◆ AIM OF THE TASK: Go through the entries and transcribe each one exactly, dropping the pictures.

◆ INPUT:
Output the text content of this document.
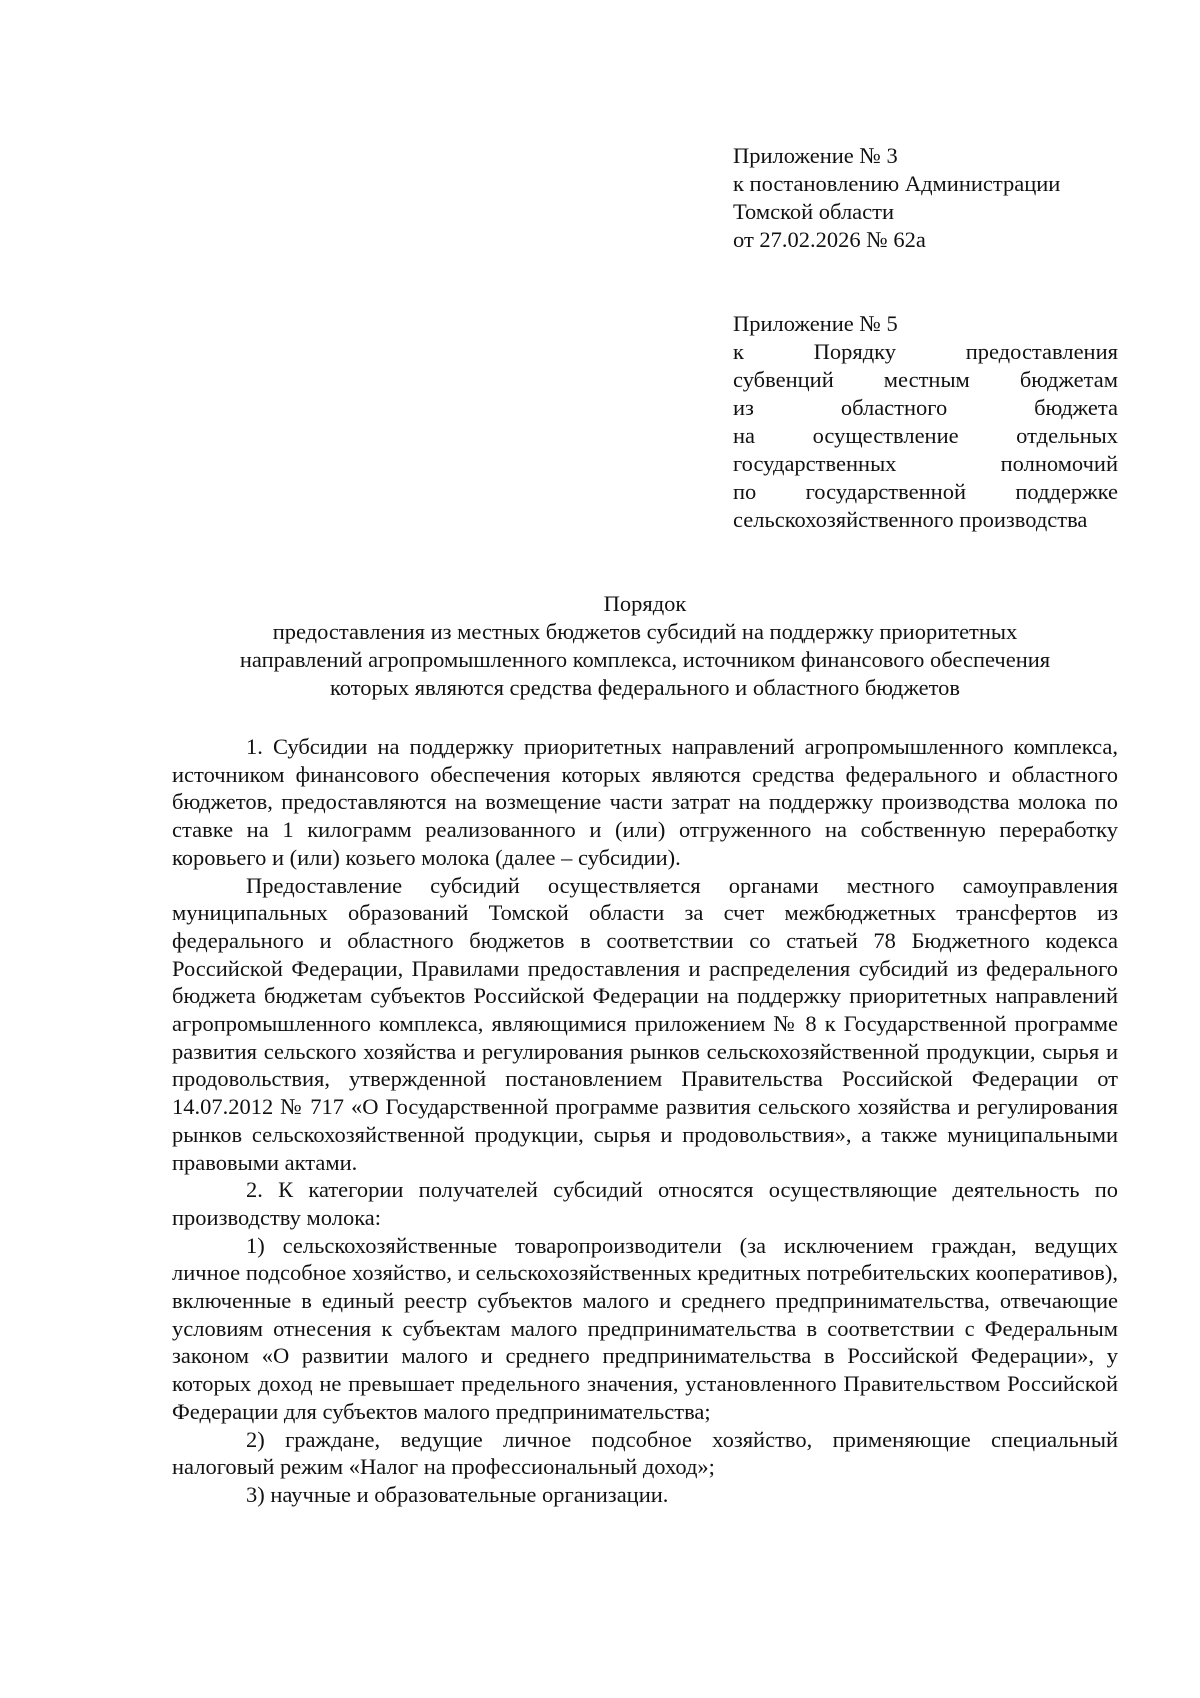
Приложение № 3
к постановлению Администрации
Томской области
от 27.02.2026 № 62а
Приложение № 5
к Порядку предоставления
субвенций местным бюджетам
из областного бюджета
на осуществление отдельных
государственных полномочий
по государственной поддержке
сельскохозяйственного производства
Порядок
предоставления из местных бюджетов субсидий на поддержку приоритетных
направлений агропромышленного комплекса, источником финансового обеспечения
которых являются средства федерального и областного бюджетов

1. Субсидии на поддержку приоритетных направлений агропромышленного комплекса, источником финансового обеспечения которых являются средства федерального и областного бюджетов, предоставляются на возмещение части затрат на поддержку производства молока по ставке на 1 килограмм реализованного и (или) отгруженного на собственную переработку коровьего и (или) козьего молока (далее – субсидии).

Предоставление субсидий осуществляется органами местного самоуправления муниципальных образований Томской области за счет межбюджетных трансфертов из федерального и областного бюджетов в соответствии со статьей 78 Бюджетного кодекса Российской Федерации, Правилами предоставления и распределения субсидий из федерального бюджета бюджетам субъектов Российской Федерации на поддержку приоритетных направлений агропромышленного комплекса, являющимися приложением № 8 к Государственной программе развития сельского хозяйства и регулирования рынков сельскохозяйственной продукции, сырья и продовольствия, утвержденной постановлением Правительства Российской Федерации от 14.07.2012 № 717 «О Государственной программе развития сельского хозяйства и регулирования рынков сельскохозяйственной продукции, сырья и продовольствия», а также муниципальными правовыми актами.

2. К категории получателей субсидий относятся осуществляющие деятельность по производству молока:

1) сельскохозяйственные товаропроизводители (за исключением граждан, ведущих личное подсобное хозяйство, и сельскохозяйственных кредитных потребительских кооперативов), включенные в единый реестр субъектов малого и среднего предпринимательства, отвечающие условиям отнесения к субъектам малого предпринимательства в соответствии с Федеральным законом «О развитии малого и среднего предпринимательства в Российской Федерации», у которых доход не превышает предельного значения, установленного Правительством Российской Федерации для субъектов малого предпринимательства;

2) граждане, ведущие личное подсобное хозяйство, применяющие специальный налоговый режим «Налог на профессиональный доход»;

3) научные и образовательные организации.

◆ TASK RESPONSE:
Output the text content of this document.
Приложение № 3
к постановлению Администрации
Томской области
от 27.02.2026 № 62а
Приложение № 5
к Порядку предоставления
субвенций местным бюджетам
из областного бюджета
на осуществление отдельных
государственных полномочий
по государственной поддержке
сельскохозяйственного производства
Порядок
предоставления из местных бюджетов субсидий на поддержку приоритетных
направлений агропромышленного комплекса, источником финансового обеспечения
которых являются средства федерального и областного бюджетов

1. Субсидии на поддержку приоритетных направлений агропромышленного комплекса, источником финансового обеспечения которых являются средства федерального и областного бюджетов, предоставляются на возмещение части затрат на поддержку производства молока по ставке на 1 килограмм реализованного и (или) отгруженного на собственную переработку коровьего и (или) козьего молока (далее – субсидии).

Предоставление субсидий осуществляется органами местного самоуправления муниципальных образований Томской области за счет межбюджетных трансфертов из федерального и областного бюджетов в соответствии со статьей 78 Бюджетного кодекса Российской Федерации, Правилами предоставления и распределения субсидий из федерального бюджета бюджетам субъектов Российской Федерации на поддержку приоритетных направлений агропромышленного комплекса, являющимися приложением № 8 к Государственной программе развития сельского хозяйства и регулирования рынков сельскохозяйственной продукции, сырья и продовольствия, утвержденной постановлением Правительства Российской Федерации от 14.07.2012 № 717 «О Государственной программе развития сельского хозяйства и регулирования рынков сельскохозяйственной продукции, сырья и продовольствия», а также муниципальными правовыми актами.

2. К категории получателей субсидий относятся осуществляющие деятельность по производству молока:

1) сельскохозяйственные товаропроизводители (за исключением граждан, ведущих личное подсобное хозяйство, и сельскохозяйственных кредитных потребительских кооперативов), включенные в единый реестр субъектов малого и среднего предпринимательства, отвечающие условиям отнесения к субъектам малого предпринимательства в соответствии с Федеральным законом «О развитии малого и среднего предпринимательства в Российской Федерации», у которых доход не превышает предельного значения, установленного Правительством Российской Федерации для субъектов малого предпринимательства;

2) граждане, ведущие личное подсобное хозяйство, применяющие специальный налоговый режим «Налог на профессиональный доход»;

3) научные и образовательные организации.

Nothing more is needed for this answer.